▶ [Work to complete]:
Copy every line with the string "title" in it.

▶ [Entries]:
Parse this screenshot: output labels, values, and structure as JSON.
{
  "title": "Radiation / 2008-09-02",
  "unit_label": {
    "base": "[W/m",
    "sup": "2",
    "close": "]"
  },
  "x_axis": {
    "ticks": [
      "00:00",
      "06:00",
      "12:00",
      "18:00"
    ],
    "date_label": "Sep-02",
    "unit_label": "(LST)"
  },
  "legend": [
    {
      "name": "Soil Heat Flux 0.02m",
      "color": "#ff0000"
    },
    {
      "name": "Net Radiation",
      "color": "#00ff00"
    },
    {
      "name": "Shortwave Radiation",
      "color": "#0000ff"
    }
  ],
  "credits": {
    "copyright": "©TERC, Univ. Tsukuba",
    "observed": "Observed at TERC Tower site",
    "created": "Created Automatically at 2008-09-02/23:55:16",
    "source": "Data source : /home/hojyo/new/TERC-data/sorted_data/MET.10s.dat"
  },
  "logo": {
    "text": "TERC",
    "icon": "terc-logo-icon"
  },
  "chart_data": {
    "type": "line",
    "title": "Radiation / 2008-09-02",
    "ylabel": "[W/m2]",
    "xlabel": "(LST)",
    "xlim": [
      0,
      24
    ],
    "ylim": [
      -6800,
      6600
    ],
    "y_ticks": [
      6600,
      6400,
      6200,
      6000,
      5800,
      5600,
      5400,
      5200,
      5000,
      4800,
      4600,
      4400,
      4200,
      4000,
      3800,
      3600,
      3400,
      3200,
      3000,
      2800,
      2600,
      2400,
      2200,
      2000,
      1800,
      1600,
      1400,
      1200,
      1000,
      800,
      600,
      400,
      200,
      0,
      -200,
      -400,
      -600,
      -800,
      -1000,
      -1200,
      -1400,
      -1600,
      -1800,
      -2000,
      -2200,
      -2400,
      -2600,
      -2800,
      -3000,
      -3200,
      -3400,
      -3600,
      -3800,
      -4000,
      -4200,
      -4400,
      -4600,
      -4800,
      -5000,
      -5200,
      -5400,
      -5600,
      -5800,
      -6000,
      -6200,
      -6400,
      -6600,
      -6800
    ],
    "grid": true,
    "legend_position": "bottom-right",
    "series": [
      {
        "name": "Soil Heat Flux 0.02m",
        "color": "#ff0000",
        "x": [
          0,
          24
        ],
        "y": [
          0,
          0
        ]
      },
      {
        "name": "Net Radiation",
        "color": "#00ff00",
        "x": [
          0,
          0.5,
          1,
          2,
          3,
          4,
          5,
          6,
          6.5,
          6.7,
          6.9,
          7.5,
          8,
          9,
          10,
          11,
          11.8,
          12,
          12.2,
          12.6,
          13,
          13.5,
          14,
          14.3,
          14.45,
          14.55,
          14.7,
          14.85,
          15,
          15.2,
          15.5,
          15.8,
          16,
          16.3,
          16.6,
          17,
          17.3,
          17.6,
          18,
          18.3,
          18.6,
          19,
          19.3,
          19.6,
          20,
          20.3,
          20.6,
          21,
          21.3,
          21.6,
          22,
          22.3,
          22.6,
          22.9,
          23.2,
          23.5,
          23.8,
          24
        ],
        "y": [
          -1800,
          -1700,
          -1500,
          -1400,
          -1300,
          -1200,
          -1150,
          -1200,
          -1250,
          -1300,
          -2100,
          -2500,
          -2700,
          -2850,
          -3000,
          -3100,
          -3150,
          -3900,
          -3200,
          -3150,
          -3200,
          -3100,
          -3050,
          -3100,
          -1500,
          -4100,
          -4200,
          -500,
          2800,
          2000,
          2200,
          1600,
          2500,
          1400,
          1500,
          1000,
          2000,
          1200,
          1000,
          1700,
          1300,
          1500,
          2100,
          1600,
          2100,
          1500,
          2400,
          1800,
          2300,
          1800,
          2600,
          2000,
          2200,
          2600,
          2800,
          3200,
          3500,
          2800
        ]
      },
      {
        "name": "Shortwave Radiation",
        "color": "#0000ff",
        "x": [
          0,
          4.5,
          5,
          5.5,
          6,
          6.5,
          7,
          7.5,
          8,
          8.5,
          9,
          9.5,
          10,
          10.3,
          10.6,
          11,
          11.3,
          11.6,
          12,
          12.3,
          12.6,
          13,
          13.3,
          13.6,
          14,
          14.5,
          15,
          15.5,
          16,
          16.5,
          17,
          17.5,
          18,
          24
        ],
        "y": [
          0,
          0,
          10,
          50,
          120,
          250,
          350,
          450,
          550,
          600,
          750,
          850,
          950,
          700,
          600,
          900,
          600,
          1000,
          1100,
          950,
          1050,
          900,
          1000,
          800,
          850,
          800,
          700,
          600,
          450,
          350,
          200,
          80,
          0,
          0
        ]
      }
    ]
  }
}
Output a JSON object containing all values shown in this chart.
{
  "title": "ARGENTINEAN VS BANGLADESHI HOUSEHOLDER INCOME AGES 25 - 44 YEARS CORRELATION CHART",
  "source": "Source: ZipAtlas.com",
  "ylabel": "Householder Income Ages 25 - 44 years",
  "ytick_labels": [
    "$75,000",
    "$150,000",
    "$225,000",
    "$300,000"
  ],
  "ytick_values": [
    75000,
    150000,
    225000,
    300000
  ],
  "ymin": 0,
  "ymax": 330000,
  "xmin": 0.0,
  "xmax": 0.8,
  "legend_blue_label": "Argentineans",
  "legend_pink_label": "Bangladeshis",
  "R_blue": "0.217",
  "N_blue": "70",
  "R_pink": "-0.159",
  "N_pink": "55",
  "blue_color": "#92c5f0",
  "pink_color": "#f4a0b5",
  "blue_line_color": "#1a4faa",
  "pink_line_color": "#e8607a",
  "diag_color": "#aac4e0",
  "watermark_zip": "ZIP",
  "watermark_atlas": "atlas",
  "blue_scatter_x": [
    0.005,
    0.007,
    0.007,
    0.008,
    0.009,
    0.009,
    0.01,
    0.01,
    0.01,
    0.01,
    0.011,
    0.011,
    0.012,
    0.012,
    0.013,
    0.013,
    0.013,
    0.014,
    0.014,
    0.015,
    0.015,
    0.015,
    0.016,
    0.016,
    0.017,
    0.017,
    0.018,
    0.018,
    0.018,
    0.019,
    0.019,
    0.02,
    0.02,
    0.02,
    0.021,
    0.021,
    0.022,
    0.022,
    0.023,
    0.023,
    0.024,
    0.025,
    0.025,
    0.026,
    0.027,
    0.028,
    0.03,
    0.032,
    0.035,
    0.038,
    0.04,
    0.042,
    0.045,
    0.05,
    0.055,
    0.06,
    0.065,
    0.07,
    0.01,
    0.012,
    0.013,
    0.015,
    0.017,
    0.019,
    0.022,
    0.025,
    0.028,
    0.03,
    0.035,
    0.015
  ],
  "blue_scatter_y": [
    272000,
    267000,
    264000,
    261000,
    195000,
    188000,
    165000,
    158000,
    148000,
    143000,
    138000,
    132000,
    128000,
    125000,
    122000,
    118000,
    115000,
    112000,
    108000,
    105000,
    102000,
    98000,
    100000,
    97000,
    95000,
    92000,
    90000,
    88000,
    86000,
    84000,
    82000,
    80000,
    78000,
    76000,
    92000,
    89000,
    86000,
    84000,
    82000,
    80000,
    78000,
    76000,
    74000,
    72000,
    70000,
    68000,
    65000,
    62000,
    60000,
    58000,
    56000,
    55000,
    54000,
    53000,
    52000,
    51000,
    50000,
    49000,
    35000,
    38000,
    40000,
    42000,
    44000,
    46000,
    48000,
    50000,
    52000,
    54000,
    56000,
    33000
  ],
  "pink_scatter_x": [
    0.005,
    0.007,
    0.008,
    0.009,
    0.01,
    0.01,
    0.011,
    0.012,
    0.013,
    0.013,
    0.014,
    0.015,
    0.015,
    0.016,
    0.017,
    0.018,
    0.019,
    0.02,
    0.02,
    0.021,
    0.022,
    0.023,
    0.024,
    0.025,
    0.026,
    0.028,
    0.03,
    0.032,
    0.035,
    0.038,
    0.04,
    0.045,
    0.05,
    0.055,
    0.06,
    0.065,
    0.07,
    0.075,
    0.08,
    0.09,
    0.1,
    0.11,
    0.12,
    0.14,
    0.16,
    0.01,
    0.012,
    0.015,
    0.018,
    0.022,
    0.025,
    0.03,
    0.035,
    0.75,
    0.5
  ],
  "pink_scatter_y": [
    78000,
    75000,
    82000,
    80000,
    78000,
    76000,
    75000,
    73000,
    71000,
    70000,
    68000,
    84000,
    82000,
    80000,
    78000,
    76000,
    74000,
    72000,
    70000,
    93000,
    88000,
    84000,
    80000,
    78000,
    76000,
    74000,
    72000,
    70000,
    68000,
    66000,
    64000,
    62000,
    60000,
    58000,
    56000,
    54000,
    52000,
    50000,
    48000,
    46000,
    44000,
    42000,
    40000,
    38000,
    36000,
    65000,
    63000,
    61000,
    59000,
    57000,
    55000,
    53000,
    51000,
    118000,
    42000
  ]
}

▶ [Reply to the exercise]:
  "title": "Radiation / 2008-09-02",
    "title": "Radiation / 2008-09-02",
  "title": "ARGENTINEAN VS BANGLADESHI HOUSEHOLDER INCOME AGES 25 - 44 YEARS CORRELATION CHART",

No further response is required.